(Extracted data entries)

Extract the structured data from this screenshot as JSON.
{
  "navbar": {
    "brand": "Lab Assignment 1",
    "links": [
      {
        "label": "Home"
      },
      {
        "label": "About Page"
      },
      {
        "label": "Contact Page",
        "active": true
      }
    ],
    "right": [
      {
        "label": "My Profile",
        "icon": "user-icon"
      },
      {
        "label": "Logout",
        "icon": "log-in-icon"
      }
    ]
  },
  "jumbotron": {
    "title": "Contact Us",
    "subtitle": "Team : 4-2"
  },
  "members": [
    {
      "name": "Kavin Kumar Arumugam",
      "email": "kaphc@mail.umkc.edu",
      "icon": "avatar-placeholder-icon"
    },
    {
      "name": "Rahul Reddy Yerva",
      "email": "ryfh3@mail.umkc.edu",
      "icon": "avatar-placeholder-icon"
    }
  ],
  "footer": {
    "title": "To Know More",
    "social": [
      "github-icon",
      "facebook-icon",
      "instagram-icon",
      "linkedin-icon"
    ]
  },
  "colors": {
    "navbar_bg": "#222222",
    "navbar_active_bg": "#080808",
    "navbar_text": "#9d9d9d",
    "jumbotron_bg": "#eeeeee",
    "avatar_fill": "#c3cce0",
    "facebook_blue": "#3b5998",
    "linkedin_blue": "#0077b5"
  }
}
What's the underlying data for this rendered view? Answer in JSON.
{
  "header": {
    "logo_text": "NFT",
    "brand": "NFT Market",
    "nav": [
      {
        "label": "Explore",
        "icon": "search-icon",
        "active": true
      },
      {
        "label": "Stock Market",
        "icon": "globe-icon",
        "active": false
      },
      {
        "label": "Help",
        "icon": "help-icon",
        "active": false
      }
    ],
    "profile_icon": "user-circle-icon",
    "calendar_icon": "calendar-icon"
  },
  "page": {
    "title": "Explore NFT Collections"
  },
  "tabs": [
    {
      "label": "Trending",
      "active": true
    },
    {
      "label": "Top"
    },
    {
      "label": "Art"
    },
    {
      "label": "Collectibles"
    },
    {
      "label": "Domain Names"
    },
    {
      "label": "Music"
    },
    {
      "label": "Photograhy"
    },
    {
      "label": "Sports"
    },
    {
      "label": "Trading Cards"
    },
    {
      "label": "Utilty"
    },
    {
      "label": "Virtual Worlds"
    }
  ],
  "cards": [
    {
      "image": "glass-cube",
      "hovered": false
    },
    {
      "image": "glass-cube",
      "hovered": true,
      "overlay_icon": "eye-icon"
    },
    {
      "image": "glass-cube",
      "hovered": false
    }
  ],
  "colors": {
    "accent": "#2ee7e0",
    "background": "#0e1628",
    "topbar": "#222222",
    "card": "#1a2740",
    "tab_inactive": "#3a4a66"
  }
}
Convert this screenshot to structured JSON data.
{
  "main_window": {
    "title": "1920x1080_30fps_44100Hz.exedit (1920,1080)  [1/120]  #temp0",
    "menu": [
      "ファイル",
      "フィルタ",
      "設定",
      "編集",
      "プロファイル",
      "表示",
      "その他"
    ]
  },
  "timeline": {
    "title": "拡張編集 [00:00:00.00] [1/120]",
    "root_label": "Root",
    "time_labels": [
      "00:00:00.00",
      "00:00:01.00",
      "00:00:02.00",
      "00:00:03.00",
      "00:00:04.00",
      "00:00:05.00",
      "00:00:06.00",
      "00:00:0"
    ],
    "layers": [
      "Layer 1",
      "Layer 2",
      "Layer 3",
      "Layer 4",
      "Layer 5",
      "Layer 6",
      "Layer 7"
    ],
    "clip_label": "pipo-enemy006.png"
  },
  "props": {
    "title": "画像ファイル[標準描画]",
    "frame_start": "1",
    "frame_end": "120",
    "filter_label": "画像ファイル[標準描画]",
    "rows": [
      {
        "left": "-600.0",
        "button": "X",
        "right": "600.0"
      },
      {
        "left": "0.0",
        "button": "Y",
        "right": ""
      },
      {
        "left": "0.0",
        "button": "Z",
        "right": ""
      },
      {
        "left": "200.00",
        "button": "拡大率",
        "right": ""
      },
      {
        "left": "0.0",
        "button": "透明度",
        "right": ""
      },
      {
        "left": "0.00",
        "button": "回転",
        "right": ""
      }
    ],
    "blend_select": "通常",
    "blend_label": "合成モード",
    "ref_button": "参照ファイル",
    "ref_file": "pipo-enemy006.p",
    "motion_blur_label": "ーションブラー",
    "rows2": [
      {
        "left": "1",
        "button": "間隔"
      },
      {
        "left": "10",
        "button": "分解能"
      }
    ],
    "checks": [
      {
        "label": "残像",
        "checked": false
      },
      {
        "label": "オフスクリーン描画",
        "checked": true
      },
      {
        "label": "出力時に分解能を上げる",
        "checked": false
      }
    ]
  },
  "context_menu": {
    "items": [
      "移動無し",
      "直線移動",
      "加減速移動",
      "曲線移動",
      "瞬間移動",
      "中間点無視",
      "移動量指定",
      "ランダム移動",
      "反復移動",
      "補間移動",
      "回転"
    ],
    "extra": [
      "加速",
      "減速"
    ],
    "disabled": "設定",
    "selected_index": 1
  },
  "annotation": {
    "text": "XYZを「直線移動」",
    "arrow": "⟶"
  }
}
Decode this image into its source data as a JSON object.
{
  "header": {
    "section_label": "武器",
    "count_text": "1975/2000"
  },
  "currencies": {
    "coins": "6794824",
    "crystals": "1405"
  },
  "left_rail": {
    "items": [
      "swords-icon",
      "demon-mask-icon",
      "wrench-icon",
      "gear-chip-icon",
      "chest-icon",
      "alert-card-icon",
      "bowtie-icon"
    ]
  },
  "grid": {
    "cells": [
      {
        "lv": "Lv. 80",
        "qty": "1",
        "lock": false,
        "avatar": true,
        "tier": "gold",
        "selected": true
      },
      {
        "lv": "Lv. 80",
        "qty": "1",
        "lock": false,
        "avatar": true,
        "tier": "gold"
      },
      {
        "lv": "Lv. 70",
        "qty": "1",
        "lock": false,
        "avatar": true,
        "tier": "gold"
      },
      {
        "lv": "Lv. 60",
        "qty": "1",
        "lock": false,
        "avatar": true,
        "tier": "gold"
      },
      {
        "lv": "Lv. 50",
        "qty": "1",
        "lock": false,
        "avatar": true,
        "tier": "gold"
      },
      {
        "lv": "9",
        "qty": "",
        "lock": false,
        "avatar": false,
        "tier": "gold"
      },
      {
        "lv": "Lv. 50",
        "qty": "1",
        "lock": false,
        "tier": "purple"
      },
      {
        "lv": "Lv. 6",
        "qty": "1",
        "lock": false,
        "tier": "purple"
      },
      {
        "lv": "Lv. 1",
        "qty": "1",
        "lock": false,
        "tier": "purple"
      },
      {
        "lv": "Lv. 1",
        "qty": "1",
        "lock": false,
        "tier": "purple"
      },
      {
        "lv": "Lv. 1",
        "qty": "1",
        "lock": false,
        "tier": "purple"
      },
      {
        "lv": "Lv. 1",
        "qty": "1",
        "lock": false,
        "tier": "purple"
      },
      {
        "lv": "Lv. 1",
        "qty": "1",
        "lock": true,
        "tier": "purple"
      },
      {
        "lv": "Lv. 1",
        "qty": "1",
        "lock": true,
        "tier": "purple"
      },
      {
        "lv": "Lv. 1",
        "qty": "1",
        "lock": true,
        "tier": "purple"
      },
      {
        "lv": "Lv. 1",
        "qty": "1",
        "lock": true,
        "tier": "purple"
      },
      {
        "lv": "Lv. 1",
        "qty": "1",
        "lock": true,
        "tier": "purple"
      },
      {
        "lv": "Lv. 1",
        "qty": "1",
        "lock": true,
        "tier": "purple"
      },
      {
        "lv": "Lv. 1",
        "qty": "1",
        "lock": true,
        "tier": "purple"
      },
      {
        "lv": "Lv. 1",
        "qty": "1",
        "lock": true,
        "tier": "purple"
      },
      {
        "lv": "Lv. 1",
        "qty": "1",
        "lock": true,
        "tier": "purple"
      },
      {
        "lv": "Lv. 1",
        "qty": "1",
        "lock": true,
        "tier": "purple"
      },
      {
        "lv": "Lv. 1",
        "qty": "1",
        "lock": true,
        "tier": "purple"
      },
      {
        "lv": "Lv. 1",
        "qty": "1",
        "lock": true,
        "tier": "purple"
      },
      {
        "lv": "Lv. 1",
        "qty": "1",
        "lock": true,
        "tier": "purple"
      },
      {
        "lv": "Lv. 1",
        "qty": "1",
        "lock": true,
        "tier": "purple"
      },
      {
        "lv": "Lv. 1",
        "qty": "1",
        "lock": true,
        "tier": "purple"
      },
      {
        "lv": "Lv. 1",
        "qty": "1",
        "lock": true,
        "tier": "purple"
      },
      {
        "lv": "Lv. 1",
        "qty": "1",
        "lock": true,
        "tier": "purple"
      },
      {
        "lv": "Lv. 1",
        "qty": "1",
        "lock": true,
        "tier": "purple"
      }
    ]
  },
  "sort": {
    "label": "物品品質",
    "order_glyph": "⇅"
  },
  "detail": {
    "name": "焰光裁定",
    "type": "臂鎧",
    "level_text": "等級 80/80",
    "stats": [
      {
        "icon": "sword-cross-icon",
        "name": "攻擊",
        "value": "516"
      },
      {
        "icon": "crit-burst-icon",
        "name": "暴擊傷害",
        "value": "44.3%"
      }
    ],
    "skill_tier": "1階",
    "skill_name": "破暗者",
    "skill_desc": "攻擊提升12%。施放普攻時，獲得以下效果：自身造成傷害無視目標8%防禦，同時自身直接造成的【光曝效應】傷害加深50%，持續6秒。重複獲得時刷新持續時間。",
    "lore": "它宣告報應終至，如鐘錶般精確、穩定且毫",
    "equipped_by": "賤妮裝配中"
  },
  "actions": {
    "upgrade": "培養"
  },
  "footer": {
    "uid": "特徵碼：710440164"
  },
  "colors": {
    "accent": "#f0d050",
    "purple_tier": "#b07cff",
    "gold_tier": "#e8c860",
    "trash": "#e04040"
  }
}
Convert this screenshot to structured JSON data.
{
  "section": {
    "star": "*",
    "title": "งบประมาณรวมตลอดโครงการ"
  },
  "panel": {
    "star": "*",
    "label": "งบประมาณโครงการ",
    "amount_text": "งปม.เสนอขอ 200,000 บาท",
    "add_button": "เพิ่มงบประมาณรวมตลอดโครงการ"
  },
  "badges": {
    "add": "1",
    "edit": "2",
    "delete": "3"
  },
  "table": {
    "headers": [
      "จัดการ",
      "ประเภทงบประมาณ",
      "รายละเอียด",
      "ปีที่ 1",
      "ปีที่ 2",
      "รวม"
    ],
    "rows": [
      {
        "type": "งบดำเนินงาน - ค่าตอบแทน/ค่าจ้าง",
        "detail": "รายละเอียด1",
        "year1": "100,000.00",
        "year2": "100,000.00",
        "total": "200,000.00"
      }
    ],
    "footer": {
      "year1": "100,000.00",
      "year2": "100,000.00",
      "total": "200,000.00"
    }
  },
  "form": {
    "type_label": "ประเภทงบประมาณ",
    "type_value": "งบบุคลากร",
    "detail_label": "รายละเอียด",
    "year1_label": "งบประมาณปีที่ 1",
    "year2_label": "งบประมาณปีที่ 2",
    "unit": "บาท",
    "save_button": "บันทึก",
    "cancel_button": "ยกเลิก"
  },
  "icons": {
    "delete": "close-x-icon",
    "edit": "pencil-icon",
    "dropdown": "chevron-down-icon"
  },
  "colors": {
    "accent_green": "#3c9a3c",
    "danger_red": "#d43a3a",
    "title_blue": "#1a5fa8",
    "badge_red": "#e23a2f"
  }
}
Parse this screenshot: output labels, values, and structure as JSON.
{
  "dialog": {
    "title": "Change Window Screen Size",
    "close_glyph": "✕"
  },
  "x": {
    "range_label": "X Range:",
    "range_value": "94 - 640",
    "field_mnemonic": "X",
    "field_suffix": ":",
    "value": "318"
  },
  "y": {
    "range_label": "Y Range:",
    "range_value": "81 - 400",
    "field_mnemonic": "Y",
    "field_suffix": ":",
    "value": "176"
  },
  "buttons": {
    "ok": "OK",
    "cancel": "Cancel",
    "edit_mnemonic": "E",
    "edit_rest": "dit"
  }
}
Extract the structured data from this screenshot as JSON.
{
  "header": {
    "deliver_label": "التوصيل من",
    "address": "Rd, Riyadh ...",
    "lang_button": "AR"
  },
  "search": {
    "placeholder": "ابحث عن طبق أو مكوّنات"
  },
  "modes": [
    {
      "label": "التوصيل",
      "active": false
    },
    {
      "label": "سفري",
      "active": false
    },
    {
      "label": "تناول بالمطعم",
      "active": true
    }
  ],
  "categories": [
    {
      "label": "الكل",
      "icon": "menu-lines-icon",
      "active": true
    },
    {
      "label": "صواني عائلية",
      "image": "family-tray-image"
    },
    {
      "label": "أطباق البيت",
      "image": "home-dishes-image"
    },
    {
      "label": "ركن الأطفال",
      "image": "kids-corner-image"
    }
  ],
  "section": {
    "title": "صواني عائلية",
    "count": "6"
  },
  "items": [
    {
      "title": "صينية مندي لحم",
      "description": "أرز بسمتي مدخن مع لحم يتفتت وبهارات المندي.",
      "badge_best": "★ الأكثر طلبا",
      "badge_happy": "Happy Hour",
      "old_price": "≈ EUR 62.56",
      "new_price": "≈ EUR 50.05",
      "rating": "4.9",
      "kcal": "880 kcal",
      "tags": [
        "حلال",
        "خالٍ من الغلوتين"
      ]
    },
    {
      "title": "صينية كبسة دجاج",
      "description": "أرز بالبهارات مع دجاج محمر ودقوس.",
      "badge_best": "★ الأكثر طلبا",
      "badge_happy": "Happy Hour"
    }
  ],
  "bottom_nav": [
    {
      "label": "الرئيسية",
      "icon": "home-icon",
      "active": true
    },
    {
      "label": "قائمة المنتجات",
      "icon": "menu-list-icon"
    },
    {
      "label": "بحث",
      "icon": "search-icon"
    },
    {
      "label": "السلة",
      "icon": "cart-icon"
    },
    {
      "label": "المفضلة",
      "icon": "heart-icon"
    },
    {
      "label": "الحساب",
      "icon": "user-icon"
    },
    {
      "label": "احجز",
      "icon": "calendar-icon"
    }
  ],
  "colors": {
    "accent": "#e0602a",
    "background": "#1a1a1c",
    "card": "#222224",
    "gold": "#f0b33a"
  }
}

**Short exercise**
Where a line contains the string "画像ファイル", extract that line.

**Task response**
    "title": "画像ファイル[標準描画]",
    "filter_label": "画像ファイル[標準描画]",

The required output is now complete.